REQUEST:
Go over the listing below line by line and tally those containing "但是清风明月". Give only the tally.

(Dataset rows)
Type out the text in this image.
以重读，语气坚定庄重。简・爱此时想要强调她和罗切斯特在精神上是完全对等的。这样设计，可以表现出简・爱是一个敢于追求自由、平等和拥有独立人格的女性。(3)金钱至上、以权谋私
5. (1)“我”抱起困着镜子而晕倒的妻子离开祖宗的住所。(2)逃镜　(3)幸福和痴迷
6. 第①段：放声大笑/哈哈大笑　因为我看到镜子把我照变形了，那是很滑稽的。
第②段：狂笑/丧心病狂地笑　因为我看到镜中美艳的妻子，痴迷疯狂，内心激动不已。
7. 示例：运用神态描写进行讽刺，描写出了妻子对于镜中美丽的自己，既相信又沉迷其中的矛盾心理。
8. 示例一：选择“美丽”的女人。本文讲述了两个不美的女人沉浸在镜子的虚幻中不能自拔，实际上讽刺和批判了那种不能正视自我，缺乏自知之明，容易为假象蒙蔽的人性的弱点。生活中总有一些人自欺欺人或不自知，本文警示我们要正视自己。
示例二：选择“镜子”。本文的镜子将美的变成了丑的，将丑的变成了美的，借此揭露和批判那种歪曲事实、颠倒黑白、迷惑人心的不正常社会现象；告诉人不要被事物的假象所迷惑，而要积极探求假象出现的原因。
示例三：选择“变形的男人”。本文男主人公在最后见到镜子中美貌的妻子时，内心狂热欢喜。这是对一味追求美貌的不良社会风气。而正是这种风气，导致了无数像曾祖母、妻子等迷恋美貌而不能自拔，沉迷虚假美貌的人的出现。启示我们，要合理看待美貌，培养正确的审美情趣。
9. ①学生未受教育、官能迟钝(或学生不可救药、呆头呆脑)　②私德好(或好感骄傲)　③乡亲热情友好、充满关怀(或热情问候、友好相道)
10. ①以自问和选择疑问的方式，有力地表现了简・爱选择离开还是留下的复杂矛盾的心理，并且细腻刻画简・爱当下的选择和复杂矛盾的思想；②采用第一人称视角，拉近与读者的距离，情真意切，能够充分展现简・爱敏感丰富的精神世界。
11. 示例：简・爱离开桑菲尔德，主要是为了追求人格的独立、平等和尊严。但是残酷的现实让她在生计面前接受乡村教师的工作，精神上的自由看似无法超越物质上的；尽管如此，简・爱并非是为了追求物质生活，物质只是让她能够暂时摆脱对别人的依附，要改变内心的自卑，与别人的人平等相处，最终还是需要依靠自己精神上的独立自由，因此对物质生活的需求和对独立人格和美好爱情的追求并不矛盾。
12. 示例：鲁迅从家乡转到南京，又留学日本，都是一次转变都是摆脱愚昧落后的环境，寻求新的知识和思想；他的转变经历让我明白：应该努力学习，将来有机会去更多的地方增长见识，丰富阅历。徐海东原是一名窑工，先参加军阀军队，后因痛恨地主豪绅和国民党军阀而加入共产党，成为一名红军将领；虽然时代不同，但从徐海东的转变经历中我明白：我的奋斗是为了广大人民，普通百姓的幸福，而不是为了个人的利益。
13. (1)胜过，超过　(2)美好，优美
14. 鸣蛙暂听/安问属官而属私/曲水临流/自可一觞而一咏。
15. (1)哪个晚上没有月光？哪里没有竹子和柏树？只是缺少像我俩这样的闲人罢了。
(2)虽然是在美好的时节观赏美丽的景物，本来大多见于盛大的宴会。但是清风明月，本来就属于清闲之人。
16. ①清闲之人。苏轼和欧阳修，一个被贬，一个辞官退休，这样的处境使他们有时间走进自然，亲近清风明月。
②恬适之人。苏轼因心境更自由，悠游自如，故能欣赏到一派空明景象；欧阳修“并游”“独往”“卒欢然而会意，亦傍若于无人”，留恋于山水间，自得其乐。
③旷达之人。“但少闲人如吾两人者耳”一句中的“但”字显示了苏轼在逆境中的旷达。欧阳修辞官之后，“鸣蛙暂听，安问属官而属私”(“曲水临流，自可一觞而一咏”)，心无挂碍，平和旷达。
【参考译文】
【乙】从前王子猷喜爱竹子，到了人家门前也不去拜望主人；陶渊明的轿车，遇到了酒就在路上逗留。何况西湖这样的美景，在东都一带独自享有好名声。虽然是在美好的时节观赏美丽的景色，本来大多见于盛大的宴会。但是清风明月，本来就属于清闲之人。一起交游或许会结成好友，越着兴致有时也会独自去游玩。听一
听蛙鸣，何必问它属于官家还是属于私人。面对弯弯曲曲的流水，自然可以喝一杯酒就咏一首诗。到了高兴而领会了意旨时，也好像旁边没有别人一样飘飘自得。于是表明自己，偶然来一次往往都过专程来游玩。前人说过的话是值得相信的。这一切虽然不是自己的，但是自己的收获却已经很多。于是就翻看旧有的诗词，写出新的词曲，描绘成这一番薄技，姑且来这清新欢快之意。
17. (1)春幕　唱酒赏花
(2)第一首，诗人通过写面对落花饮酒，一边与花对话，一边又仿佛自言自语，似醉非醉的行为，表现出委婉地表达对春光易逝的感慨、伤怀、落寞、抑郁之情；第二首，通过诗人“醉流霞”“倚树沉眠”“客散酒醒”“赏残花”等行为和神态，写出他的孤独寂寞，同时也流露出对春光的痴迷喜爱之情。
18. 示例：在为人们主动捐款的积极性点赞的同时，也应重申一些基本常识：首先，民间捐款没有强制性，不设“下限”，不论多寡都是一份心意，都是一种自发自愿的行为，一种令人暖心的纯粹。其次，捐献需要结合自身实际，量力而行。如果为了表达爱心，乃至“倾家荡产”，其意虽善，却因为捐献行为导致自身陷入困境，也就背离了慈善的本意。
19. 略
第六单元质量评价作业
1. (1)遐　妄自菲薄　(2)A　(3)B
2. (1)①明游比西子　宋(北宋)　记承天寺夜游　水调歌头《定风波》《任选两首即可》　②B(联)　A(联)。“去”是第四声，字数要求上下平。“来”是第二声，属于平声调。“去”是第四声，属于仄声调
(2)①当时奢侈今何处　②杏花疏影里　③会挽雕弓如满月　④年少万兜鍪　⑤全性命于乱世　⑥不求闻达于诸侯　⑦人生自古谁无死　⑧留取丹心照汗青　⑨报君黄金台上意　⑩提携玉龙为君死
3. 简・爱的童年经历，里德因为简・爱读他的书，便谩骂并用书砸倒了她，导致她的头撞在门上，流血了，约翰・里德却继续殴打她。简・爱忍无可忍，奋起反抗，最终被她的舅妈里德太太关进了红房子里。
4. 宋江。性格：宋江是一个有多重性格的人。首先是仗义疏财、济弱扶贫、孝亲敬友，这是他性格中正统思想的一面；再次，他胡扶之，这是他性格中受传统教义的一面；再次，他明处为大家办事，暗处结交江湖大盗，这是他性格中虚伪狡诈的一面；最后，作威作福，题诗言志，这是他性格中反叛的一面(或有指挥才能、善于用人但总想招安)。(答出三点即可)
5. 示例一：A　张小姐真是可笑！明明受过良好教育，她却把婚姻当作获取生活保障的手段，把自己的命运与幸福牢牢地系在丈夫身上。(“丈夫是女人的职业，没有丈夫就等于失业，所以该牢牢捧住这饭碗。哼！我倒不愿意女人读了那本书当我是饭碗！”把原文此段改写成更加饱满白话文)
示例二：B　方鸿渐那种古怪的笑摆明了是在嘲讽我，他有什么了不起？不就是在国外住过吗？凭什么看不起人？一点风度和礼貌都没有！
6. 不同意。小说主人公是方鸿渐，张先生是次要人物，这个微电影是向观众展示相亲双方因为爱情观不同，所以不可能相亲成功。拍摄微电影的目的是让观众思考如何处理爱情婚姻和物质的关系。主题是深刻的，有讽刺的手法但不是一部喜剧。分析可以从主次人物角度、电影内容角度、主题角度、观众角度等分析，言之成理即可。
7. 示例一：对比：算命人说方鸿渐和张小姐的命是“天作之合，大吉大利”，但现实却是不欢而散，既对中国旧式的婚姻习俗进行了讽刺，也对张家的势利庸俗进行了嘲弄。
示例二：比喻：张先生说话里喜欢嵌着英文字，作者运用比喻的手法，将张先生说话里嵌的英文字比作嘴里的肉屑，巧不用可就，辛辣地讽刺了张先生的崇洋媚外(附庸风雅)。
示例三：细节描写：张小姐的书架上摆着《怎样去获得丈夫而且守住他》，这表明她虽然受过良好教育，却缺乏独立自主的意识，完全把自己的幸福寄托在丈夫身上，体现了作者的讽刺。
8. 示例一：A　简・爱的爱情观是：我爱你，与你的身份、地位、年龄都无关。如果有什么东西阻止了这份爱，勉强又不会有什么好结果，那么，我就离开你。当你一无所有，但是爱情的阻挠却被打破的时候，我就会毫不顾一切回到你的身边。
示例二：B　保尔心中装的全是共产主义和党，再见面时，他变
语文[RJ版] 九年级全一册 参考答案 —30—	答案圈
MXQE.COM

OUTPUT OF THE EXERCISE:
2